* START MATERIAL *
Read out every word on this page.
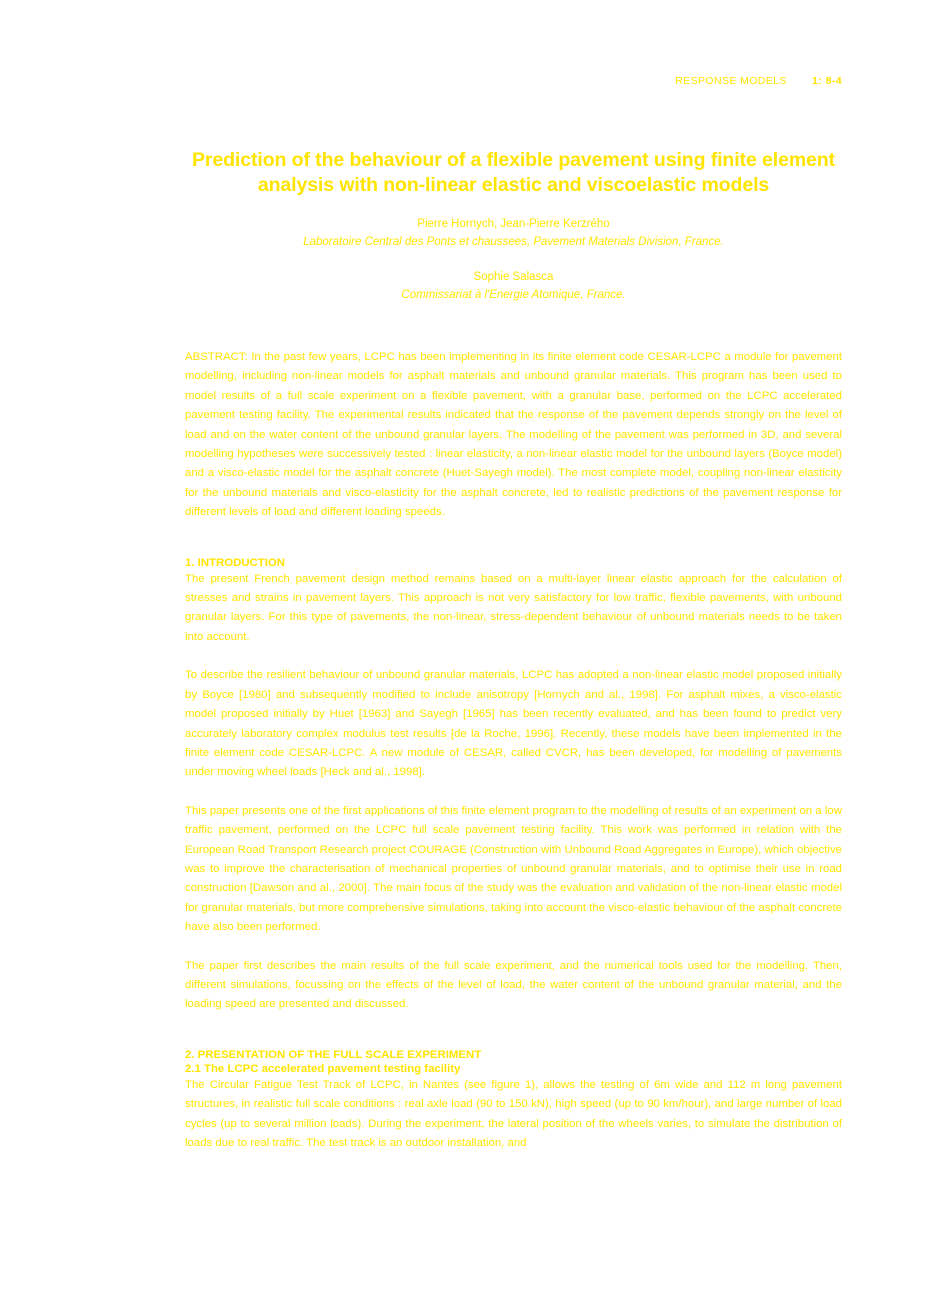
RESPONSE MODELS 1: 8-4
Prediction of the behaviour of a flexible pavement using finite element analysis with non-linear elastic and viscoelastic models
Pierre Hornych, Jean-Pierre Kerzrého
Laboratoire Central des Ponts et chaussees, Pavement Materials Division, France.
Sophie Salasca
Commissariat à l'Energie Atomique, France.
ABSTRACT: In the past few years, LCPC has been implementing in its finite element code CESAR-LCPC a module for pavement modelling, including non-linear models for asphalt materials and unbound granular materials. This program has been used to model results of a full scale experiment on a flexible pavement, with a granular base, performed on the LCPC accelerated pavement testing facility. The experimental results indicated that the response of the pavement depends strongly on the level of load and on the water content of the unbound granular layers. The modelling of the pavement was performed in 3D, and several modelling hypotheses were successively tested : linear elasticity, a non-linear elastic model for the unbound layers (Boyce model) and a visco-elastic model for the asphalt concrete (Huet-Sayegh model). The most complete model, coupling non-linear elasticity for the unbound materials and visco-elasticity for the asphalt concrete, led to realistic predictions of the pavement response for different levels of load and different loading speeds.
1. INTRODUCTION

The present French pavement design method remains based on a multi-layer linear elastic approach for the calculation of stresses and strains in pavement layers. This approach is not very satisfactory for low traffic, flexible pavements, with unbound granular layers. For this type of pavements, the non-linear, stress-dependent behaviour of unbound materials needs to be taken into account.

To describe the resilient behaviour of unbound granular materials, LCPC has adopted a non-linear elastic model proposed initially by Boyce [1980] and subsequently modified to include anisotropy [Hornych and al., 1998]. For asphalt mixes, a visco-elastic model proposed initially by Huet [1963] and Sayegh [1965] has been recently evaluated, and has been found to predict very accurately laboratory complex modulus test results [de la Roche, 1996]. Recently, these models have been implemented in the finite element code CESAR-LCPC. A new module of CESAR, called CVCR, has been developed, for modelling of pavements under moving wheel loads [Heck and al., 1998].

This paper presents one of the first applications of this finite element program to the modelling of results of an experiment on a low traffic pavement, performed on the LCPC full scale pavement testing facility. This work was performed in relation with the European Road Transport Research project COURAGE (Construction with Unbound Road Aggregates in Europe), which objective was to improve the characterisation of mechanical properties of unbound granular materials, and to optimise their use in road construction [Dawson and al., 2000]. The main focus of the study was the evaluation and validation of the non-linear elastic model for granular materials, but more comprehensive simulations, taking into account the visco-elastic behaviour of the asphalt concrete have also been performed.

The paper first describes the main results of the full scale experiment, and the numerical tools used for the modelling. Then, different simulations, focussing on the effects of the level of load, the water content of the unbound granular material, and the loading speed are presented and discussed.

2. PRESENTATION OF THE FULL SCALE EXPERIMENT
2.1 The LCPC accelerated pavement testing facility

The Circular Fatigue Test Track of LCPC, in Nantes (see figure 1), allows the testing of 6m wide and 112 m long pavement structures, in realistic full scale conditions : real axle load (90 to 150 kN), high speed (up to 90 km/hour), and large number of load cycles (up to several million loads). During the experiment, the lateral position of the wheels varies, to simulate the distribution of loads due to real traffic. The test track is an outdoor installation, and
* END MATERIAL *
*WHAT THE TASK ASKS*:
Without the pictures, return the entries exactly as they appear.

*COMPLETE OUTPUT*:
Read out every word on this page.
RESPONSE MODELS 1: 8-4
Prediction of the behaviour of a flexible pavement using finite element analysis with non-linear elastic and viscoelastic models
Pierre Hornych, Jean-Pierre Kerzrého
Laboratoire Central des Ponts et chaussees, Pavement Materials Division, France.
Sophie Salasca
Commissariat à l'Energie Atomique, France.
ABSTRACT: In the past few years, LCPC has been implementing in its finite element code CESAR-LCPC a module for pavement modelling, including non-linear models for asphalt materials and unbound granular materials. This program has been used to model results of a full scale experiment on a flexible pavement, with a granular base, performed on the LCPC accelerated pavement testing facility. The experimental results indicated that the response of the pavement depends strongly on the level of load and on the water content of the unbound granular layers. The modelling of the pavement was performed in 3D, and several modelling hypotheses were successively tested : linear elasticity, a non-linear elastic model for the unbound layers (Boyce model) and a visco-elastic model for the asphalt concrete (Huet-Sayegh model). The most complete model, coupling non-linear elasticity for the unbound materials and visco-elasticity for the asphalt concrete, led to realistic predictions of the pavement response for different levels of load and different loading speeds.
1. INTRODUCTION

The present French pavement design method remains based on a multi-layer linear elastic approach for the calculation of stresses and strains in pavement layers. This approach is not very satisfactory for low traffic, flexible pavements, with unbound granular layers. For this type of pavements, the non-linear, stress-dependent behaviour of unbound materials needs to be taken into account.

To describe the resilient behaviour of unbound granular materials, LCPC has adopted a non-linear elastic model proposed initially by Boyce [1980] and subsequently modified to include anisotropy [Hornych and al., 1998]. For asphalt mixes, a visco-elastic model proposed initially by Huet [1963] and Sayegh [1965] has been recently evaluated, and has been found to predict very accurately laboratory complex modulus test results [de la Roche, 1996]. Recently, these models have been implemented in the finite element code CESAR-LCPC. A new module of CESAR, called CVCR, has been developed, for modelling of pavements under moving wheel loads [Heck and al., 1998].

This paper presents one of the first applications of this finite element program to the modelling of results of an experiment on a low traffic pavement, performed on the LCPC full scale pavement testing facility. This work was performed in relation with the European Road Transport Research project COURAGE (Construction with Unbound Road Aggregates in Europe), which objective was to improve the characterisation of mechanical properties of unbound granular materials, and to optimise their use in road construction [Dawson and al., 2000]. The main focus of the study was the evaluation and validation of the non-linear elastic model for granular materials, but more comprehensive simulations, taking into account the visco-elastic behaviour of the asphalt concrete have also been performed.

The paper first describes the main results of the full scale experiment, and the numerical tools used for the modelling. Then, different simulations, focussing on the effects of the level of load, the water content of the unbound granular material, and the loading speed are presented and discussed.

2. PRESENTATION OF THE FULL SCALE EXPERIMENT
2.1 The LCPC accelerated pavement testing facility

The Circular Fatigue Test Track of LCPC, in Nantes (see figure 1), allows the testing of 6m wide and 112 m long pavement structures, in realistic full scale conditions : real axle load (90 to 150 kN), high speed (up to 90 km/hour), and large number of load cycles (up to several million loads). During the experiment, the lateral position of the wheels varies, to simulate the distribution of loads due to real traffic. The test track is an outdoor installation, and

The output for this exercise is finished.